■ Provided passage
________________________
How Does Your City Get To Work?

What's Your City's Commute Time To Work?
From the subway to driving, Trulia explored how renters in America’s largest cities commute to work.

Commuting to work is rarely anyone’s favorite activity, but it’s a daily experience for most of us — so it’s only natural that commute time (and mode of transportation) is a big factor when looking for a new apartment for rent in San Francisco, CA, or Philadelphia, PA. According to internal research by Trulia’s parent company, 69% of renters put being close to their job, school, or transit at the top of their apartment-hunting wish lists.

But exactly how do renters get to work from these conveniently located apartments? If you’re looking for a car-free commute, what cities should you consider? Or if you love blasting tunes on your daily drive, where will you most likely find other car-karaoke lovers? We’ve examined the stats to find out.

Shorter commutes could mean more drivers

Surprise! Most Americans still commute by car, especially in cities like Warren, MI, and Memphis, TN, which top the list, where there are fewer public transportation options. The U.S. Census Bureau and American Community Survey data reveal that average commute times are shorter than the national average of 25.4 minutes in both cities.  Our guess? Shorter commutes mean more people are willing to sit through them.

Meanwhile, in New York, NY, which has the fewest renters who commute to work by car, the number still hovers close to a full third of car-commuting renters at 31.2% — even though workers in the city have the longest commutes in the country (an average of six hours and 18 minutes per week)! New York comes in at a full 16.5 percentage points behind San Francisco, CA, which ranked second to last, where 47.7% of renters commute by car. San Francisco residents also have the second-longest average weekly commutes in America, at four hours and 57 minutes per week.

East Coast vs. West Coast

The Bay Area has two cities in the top 10 metros for renters who commute by subway: Oakland, CA, comes in at number four (8.8%), and San Francisco lands at number seven (7.2%). But the subway is even more popular for renter commuters in the Boston, MA, area: Boston comes in at number two, with 15.7% of renters riding the T subway to work, and Cambridge, MA, sits firmly at number six, with 8.1% of renters. The number one spot goes to — you guessed it — New York, NY.
________________________
■ Given data
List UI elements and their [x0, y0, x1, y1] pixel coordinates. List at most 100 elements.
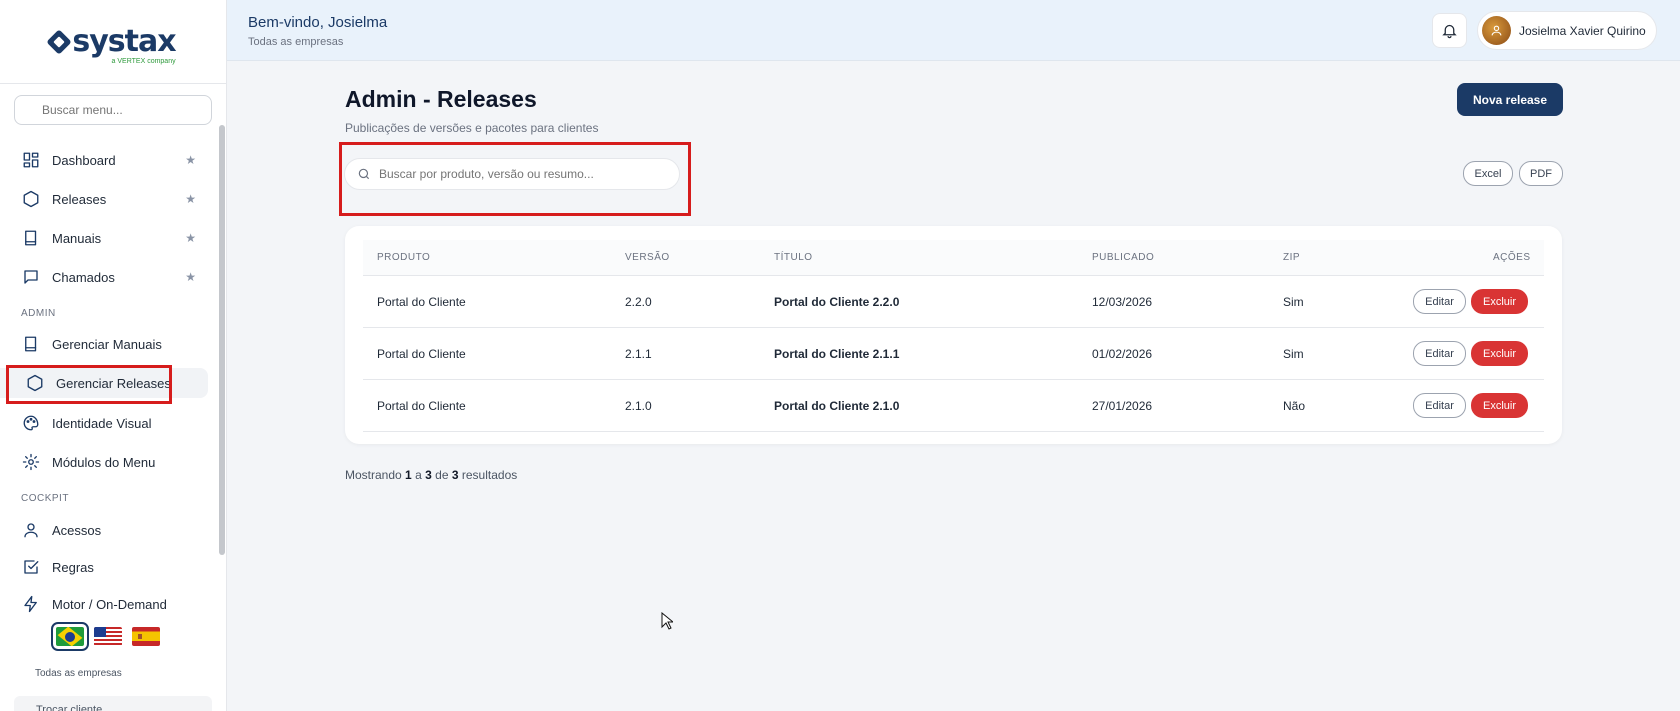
________________________
■ Task
Reproduce the portion of the commuting article between "Shorter commutes could" and "sit through them.", inclusive. The lines shown above have no connection to the commuting article.

■ Complete output
Shorter commutes could mean more drivers

Surprise! Most Americans still commute by car, especially in cities like Warren, MI, and Memphis, TN, which top the list, where there are fewer public transportation options. The U.S. Census Bureau and American Community Survey data reveal that average commute times are shorter than the national average of 25.4 minutes in both cities.  Our guess? Shorter commutes mean more people are willing to sit through them.